*What is needed*:
Copy the whole listing below exactly.

*Extracted information*:

+===+

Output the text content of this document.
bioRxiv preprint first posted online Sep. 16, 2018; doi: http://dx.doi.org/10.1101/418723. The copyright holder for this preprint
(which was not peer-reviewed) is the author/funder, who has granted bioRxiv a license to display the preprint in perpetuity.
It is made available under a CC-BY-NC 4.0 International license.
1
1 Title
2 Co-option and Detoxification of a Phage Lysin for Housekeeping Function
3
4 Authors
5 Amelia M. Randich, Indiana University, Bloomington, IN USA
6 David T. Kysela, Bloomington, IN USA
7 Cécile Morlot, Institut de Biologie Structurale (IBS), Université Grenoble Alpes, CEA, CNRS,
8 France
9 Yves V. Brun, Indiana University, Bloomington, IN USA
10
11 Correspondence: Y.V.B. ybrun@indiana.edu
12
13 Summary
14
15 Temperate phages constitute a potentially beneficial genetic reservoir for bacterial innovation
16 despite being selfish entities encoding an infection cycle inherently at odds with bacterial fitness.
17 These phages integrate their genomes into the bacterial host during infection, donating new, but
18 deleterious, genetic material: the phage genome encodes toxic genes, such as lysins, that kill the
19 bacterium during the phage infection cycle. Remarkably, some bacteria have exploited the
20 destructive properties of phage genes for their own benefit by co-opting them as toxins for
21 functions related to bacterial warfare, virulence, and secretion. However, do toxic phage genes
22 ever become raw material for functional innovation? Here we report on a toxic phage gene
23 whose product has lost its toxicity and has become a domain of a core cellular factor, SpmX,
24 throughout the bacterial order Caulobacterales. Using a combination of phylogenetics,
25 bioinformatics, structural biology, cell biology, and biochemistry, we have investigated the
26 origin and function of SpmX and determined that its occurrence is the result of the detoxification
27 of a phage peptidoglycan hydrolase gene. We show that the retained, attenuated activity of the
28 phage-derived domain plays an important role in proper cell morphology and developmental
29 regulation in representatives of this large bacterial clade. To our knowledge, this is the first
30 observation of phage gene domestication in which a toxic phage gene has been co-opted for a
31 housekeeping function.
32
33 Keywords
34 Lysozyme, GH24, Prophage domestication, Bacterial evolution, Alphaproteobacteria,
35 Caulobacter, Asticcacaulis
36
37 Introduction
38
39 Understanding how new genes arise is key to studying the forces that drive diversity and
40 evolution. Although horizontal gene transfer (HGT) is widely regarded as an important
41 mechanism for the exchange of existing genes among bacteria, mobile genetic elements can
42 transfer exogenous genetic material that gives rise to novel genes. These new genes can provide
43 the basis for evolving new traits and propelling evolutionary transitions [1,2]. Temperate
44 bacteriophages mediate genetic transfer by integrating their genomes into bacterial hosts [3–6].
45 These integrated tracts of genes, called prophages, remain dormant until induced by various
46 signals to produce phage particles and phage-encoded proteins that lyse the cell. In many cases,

+===+

*Problem solution*:
Output the text content of this document.
bioRxiv preprint first posted online Sep. 16, 2018; doi: http://dx.doi.org/10.1101/418723. The copyright holder for this preprint
(which was not peer-reviewed) is the author/funder, who has granted bioRxiv a license to display the preprint in perpetuity.
It is made available under a CC-BY-NC 4.0 International license.
1
1 Title
2 Co-option and Detoxification of a Phage Lysin for Housekeeping Function
3
4 Authors
5 Amelia M. Randich, Indiana University, Bloomington, IN USA
6 David T. Kysela, Bloomington, IN USA
7 Cécile Morlot, Institut de Biologie Structurale (IBS), Université Grenoble Alpes, CEA, CNRS,
8 France
9 Yves V. Brun, Indiana University, Bloomington, IN USA
10
11 Correspondence: Y.V.B. ybrun@indiana.edu
12
13 Summary
14
15 Temperate phages constitute a potentially beneficial genetic reservoir for bacterial innovation
16 despite being selfish entities encoding an infection cycle inherently at odds with bacterial fitness.
17 These phages integrate their genomes into the bacterial host during infection, donating new, but
18 deleterious, genetic material: the phage genome encodes toxic genes, such as lysins, that kill the
19 bacterium during the phage infection cycle. Remarkably, some bacteria have exploited the
20 destructive properties of phage genes for their own benefit by co-opting them as toxins for
21 functions related to bacterial warfare, virulence, and secretion. However, do toxic phage genes
22 ever become raw material for functional innovation? Here we report on a toxic phage gene
23 whose product has lost its toxicity and has become a domain of a core cellular factor, SpmX,
24 throughout the bacterial order Caulobacterales. Using a combination of phylogenetics,
25 bioinformatics, structural biology, cell biology, and biochemistry, we have investigated the
26 origin and function of SpmX and determined that its occurrence is the result of the detoxification
27 of a phage peptidoglycan hydrolase gene. We show that the retained, attenuated activity of the
28 phage-derived domain plays an important role in proper cell morphology and developmental
29 regulation in representatives of this large bacterial clade. To our knowledge, this is the first
30 observation of phage gene domestication in which a toxic phage gene has been co-opted for a
31 housekeeping function.
32
33 Keywords
34 Lysozyme, GH24, Prophage domestication, Bacterial evolution, Alphaproteobacteria,
35 Caulobacter, Asticcacaulis
36
37 Introduction
38
39 Understanding how new genes arise is key to studying the forces that drive diversity and
40 evolution. Although horizontal gene transfer (HGT) is widely regarded as an important
41 mechanism for the exchange of existing genes among bacteria, mobile genetic elements can
42 transfer exogenous genetic material that gives rise to novel genes. These new genes can provide
43 the basis for evolving new traits and propelling evolutionary transitions [1,2]. Temperate
44 bacteriophages mediate genetic transfer by integrating their genomes into bacterial hosts [3–6].
45 These integrated tracts of genes, called prophages, remain dormant until induced by various
46 signals to produce phage particles and phage-encoded proteins that lyse the cell. In many cases,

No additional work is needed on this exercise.